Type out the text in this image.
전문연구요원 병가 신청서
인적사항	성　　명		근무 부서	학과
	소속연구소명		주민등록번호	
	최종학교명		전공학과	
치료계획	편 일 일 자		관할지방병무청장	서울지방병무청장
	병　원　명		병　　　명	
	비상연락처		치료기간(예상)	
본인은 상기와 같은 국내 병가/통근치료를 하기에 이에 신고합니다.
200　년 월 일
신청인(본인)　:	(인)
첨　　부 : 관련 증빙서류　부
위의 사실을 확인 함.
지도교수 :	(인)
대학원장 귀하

--

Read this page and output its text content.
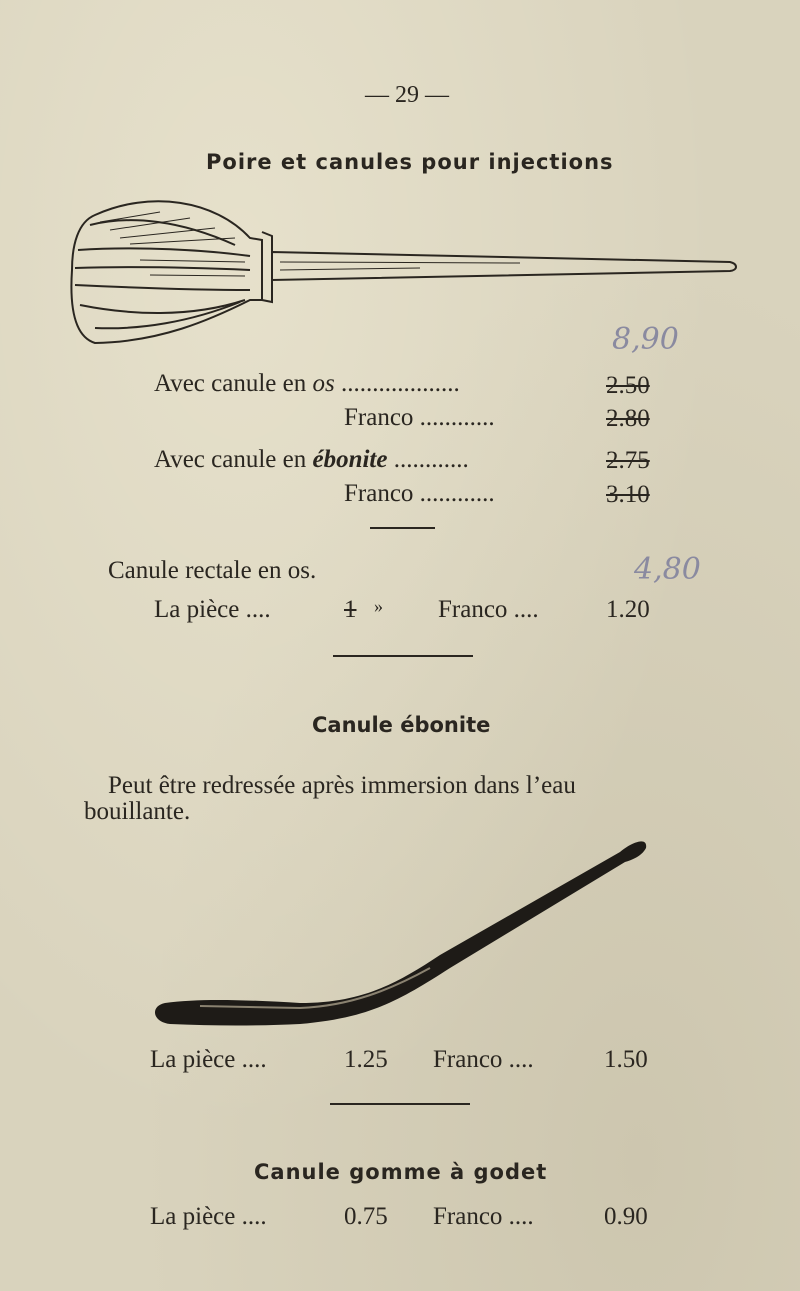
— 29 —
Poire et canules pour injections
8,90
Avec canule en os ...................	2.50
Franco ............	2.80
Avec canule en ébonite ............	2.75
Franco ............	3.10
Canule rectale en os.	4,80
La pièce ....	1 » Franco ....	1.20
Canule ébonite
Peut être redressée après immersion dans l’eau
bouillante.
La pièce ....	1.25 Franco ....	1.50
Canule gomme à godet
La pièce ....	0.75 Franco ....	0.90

§ **What is being asked**:
Look through the entries above. Extract each line with the word "Franco".

§ **Response**:
Franco ............	2.80
Franco ............	3.10
La pièce ....	1 » Franco ....	1.20
La pièce ....	1.25 Franco ....	1.50
La pièce ....	0.75 Franco ....	0.90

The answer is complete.